+++ Stored rows +++
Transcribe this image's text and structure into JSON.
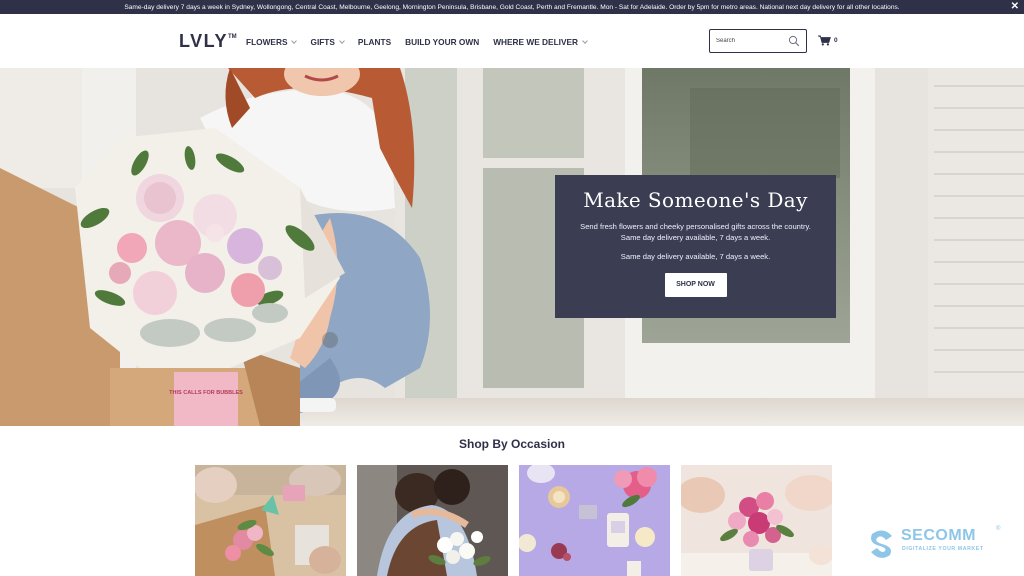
{
  "announcement": {
    "text": "Same-day delivery 7 days a week in Sydney, Wollongong, Central Coast, Melbourne, Geelong, Mornington Peninsula, Brisbane, Gold Coast, Perth and Fremantle. Mon - Sat for Adelaide. Order by 5pm for metro areas. National next day delivery for all other locations.",
    "close_icon": "close-icon"
  },
  "header": {
    "logo": "LVLY",
    "logo_mark": "TM",
    "nav": [
      {
        "label": "FLOWERS",
        "dropdown": true
      },
      {
        "label": "GIFTS",
        "dropdown": true
      },
      {
        "label": "PLANTS",
        "dropdown": false
      },
      {
        "label": "BUILD YOUR OWN",
        "dropdown": false
      },
      {
        "label": "WHERE WE DELIVER",
        "dropdown": true
      }
    ],
    "search": {
      "placeholder": "Search",
      "value": "",
      "icon": "search-icon"
    },
    "cart": {
      "icon": "cart-icon",
      "count": "0"
    }
  },
  "hero": {
    "title": "Make Someone's Day",
    "subtitle": "Send fresh flowers and cheeky personalised gifts across the country. Same day delivery available, 7 days a week.",
    "subtitle2": "Same day delivery available, 7 days a week.",
    "button": "SHOP NOW",
    "card_text": "THIS CALLS FOR BUBBLES"
  },
  "occasions": {
    "title": "Shop By Occasion",
    "tiles": [
      "tile-gift-unboxing",
      "tile-hug",
      "tile-flatlay",
      "tile-celebration"
    ]
  },
  "watermark": {
    "name": "SECOMM",
    "tagline": "DIGITALIZE YOUR MARKET",
    "reg": "®"
  },
  "colors": {
    "navy": "#2e3147",
    "card": "#3b3e52",
    "accent_pink": "#e89bb0",
    "watermark": "#8ec6e8"
  }
}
+++
§ **Task prompt**: Leave the pictures out and reproduce each record exactly as written.

§ **Finished exercise**:
Transcribe this image's text and structure into JSON.
{
  "announcement": {
    "text": "Same-day delivery 7 days a week in Sydney, Wollongong, Central Coast, Melbourne, Geelong, Mornington Peninsula, Brisbane, Gold Coast, Perth and Fremantle. Mon - Sat for Adelaide. Order by 5pm for metro areas. National next day delivery for all other locations.",
    "close_icon": "close-icon"
  },
  "header": {
    "logo": "LVLY",
    "logo_mark": "TM",
    "nav": [
      {
        "label": "FLOWERS",
        "dropdown": true
      },
      {
        "label": "GIFTS",
        "dropdown": true
      },
      {
        "label": "PLANTS",
        "dropdown": false
      },
      {
        "label": "BUILD YOUR OWN",
        "dropdown": false
      },
      {
        "label": "WHERE WE DELIVER",
        "dropdown": true
      }
    ],
    "search": {
      "placeholder": "Search",
      "value": "",
      "icon": "search-icon"
    },
    "cart": {
      "icon": "cart-icon",
      "count": "0"
    }
  },
  "hero": {
    "title": "Make Someone's Day",
    "subtitle": "Send fresh flowers and cheeky personalised gifts across the country. Same day delivery available, 7 days a week.",
    "subtitle2": "Same day delivery available, 7 days a week.",
    "button": "SHOP NOW",
    "card_text": "THIS CALLS FOR BUBBLES"
  },
  "occasions": {
    "title": "Shop By Occasion",
    "tiles": [
      "tile-gift-unboxing",
      "tile-hug",
      "tile-flatlay",
      "tile-celebration"
    ]
  },
  "watermark": {
    "name": "SECOMM",
    "tagline": "DIGITALIZE YOUR MARKET",
    "reg": "®"
  },
  "colors": {
    "navy": "#2e3147",
    "card": "#3b3e52",
    "accent_pink": "#e89bb0",
    "watermark": "#8ec6e8"
  }
}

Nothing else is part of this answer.